## DIRECTIONS
Transcribe every record that appears below, exactly and in full.

*** EXERCISE MATERIALS

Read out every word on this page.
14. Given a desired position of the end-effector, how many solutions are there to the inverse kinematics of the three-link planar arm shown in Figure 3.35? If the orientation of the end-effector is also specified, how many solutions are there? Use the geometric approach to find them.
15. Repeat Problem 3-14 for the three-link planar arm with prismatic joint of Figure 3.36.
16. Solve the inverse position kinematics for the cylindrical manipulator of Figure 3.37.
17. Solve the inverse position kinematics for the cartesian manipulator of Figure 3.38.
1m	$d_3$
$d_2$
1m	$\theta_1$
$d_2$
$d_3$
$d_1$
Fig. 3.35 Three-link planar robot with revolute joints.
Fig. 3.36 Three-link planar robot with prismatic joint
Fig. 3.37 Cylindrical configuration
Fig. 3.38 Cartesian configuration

******

## OUTPUT OF THE TASK
Read out every word on this page.
14. Given a desired position of the end-effector, how many solutions are there to the inverse kinematics of the three-link planar arm shown in Figure 3.35? If the orientation of the end-effector is also specified, how many solutions are there? Use the geometric approach to find them.
15. Repeat Problem 3-14 for the three-link planar arm with prismatic joint of Figure 3.36.
16. Solve the inverse position kinematics for the cylindrical manipulator of Figure 3.37.
17. Solve the inverse position kinematics for the cartesian manipulator of Figure 3.38.
1m	$d_3$
$d_2$
1m	$\theta_1$
$d_2$
$d_3$
$d_1$
Fig. 3.35 Three-link planar robot with revolute joints.
Fig. 3.36 Three-link planar robot with prismatic joint
Fig. 3.37 Cylindrical configuration
Fig. 3.38 Cartesian configuration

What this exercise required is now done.